## [GIVEN PROBLEM]
All the data must come back unchanged, except that pictures are left out.

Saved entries
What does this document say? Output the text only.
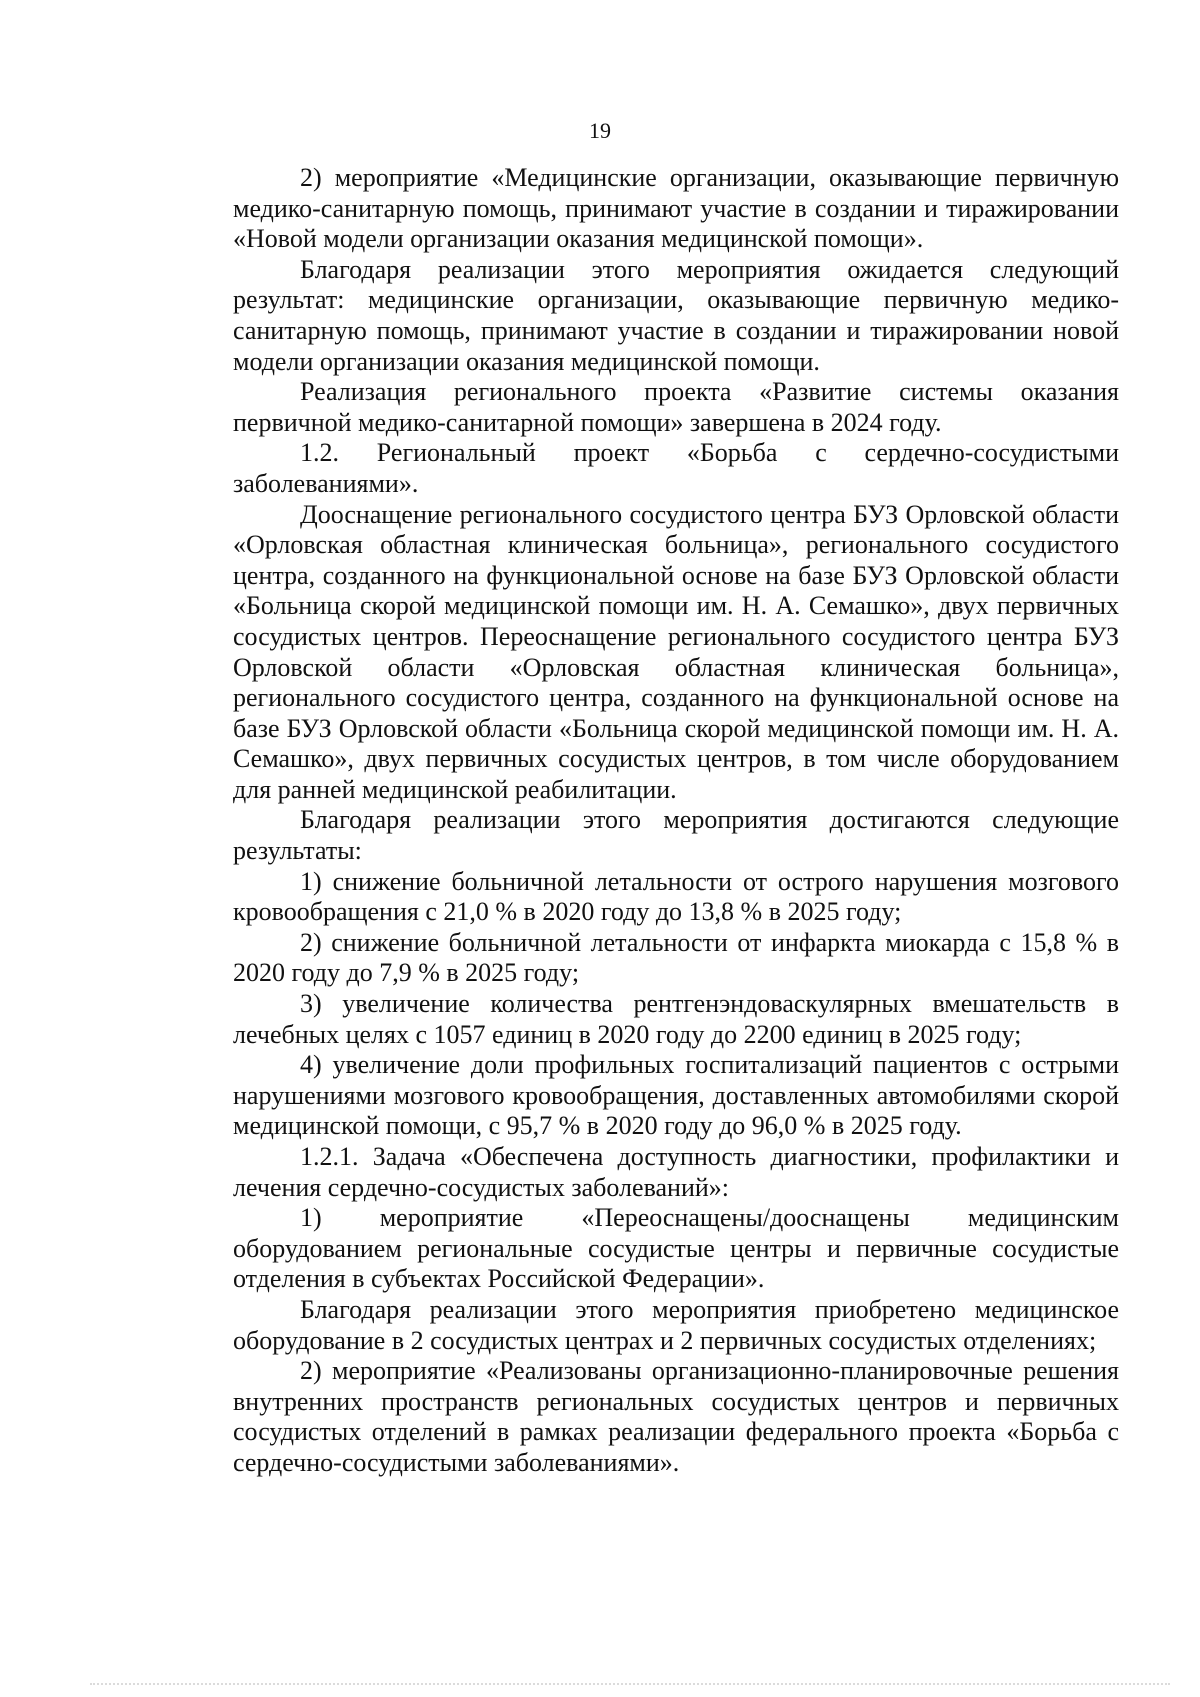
19

2) мероприятие «Медицинские организации, оказывающие первичную медико-санитарную помощь, принимают участие в создании и тиражировании «Новой модели организации оказания медицинской помощи».

Благодаря реализации этого мероприятия ожидается следующий результат: медицинские организации, оказывающие первичную медико-санитарную помощь, принимают участие в создании и тиражировании новой модели организации оказания медицинской помощи.

Реализация регионального проекта «Развитие системы оказания первичной медико-санитарной помощи» завершена в 2024 году.

1.2. Региональный проект «Борьба с сердечно-сосудистыми заболеваниями».

Дооснащение регионального сосудистого центра БУЗ Орловской области «Орловская областная клиническая больница», регионального сосудистого центра, созданного на функциональной основе на базе БУЗ Орловской области «Больница скорой медицинской помощи им. Н. А. Семашко», двух первичных сосудистых центров. Переоснащение регионального сосудистого центра БУЗ Орловской области «Орловская областная клиническая больница», регионального сосудистого центра, созданного на функциональной основе на базе БУЗ Орловской области «Больница скорой медицинской помощи им. Н. А. Семашко», двух первичных сосудистых центров, в том числе оборудованием для ранней медицинской реабилитации.

Благодаря реализации этого мероприятия достигаются следующие результаты:

1) снижение больничной летальности от острого нарушения мозгового кровообращения с 21,0 % в 2020 году до 13,8 % в 2025 году;

2) снижение больничной летальности от инфаркта миокарда с 15,8 % в 2020 году до 7,9 % в 2025 году;

3) увеличение количества рентгенэндоваскулярных вмешательств в лечебных целях с 1057 единиц в 2020 году до 2200 единиц в 2025 году;

4) увеличение доли профильных госпитализаций пациентов с острыми нарушениями мозгового кровообращения, доставленных автомобилями скорой медицинской помощи, с 95,7 % в 2020 году до 96,0 % в 2025 году.

1.2.1. Задача «Обеспечена доступность диагностики, профилактики и лечения сердечно-сосудистых заболеваний»:

1) мероприятие «Переоснащены/дооснащены медицинским оборудованием региональные сосудистые центры и первичные сосудистые отделения в субъектах Российской Федерации».

Благодаря реализации этого мероприятия приобретено медицинское оборудование в 2 сосудистых центрах и 2 первичных сосудистых отделениях;

2) мероприятие «Реализованы организационно-планировочные решения внутренних пространств региональных сосудистых центров и первичных сосудистых отделений в рамках реализации федерального проекта «Борьба с сердечно-сосудистыми заболеваниями».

## [RESPONSE TO THIS EXERCISE]
What does this document say? Output the text only.
19

2) мероприятие «Медицинские организации, оказывающие первичную медико-санитарную помощь, принимают участие в создании и тиражировании «Новой модели организации оказания медицинской помощи».

Благодаря реализации этого мероприятия ожидается следующий результат: медицинские организации, оказывающие первичную медико-санитарную помощь, принимают участие в создании и тиражировании новой модели организации оказания медицинской помощи.

Реализация регионального проекта «Развитие системы оказания первичной медико-санитарной помощи» завершена в 2024 году.

1.2. Региональный проект «Борьба с сердечно-сосудистыми заболеваниями».

Дооснащение регионального сосудистого центра БУЗ Орловской области «Орловская областная клиническая больница», регионального сосудистого центра, созданного на функциональной основе на базе БУЗ Орловской области «Больница скорой медицинской помощи им. Н. А. Семашко», двух первичных сосудистых центров. Переоснащение регионального сосудистого центра БУЗ Орловской области «Орловская областная клиническая больница», регионального сосудистого центра, созданного на функциональной основе на базе БУЗ Орловской области «Больница скорой медицинской помощи им. Н. А. Семашко», двух первичных сосудистых центров, в том числе оборудованием для ранней медицинской реабилитации.

Благодаря реализации этого мероприятия достигаются следующие результаты:

1) снижение больничной летальности от острого нарушения мозгового кровообращения с 21,0 % в 2020 году до 13,8 % в 2025 году;

2) снижение больничной летальности от инфаркта миокарда с 15,8 % в 2020 году до 7,9 % в 2025 году;

3) увеличение количества рентгенэндоваскулярных вмешательств в лечебных целях с 1057 единиц в 2020 году до 2200 единиц в 2025 году;

4) увеличение доли профильных госпитализаций пациентов с острыми нарушениями мозгового кровообращения, доставленных автомобилями скорой медицинской помощи, с 95,7 % в 2020 году до 96,0 % в 2025 году.

1.2.1. Задача «Обеспечена доступность диагностики, профилактики и лечения сердечно-сосудистых заболеваний»:

1) мероприятие «Переоснащены/дооснащены медицинским оборудованием региональные сосудистые центры и первичные сосудистые отделения в субъектах Российской Федерации».

Благодаря реализации этого мероприятия приобретено медицинское оборудование в 2 сосудистых центрах и 2 первичных сосудистых отделениях;

2) мероприятие «Реализованы организационно-планировочные решения внутренних пространств региональных сосудистых центров и первичных сосудистых отделений в рамках реализации федерального проекта «Борьба с сердечно-сосудистыми заболеваниями».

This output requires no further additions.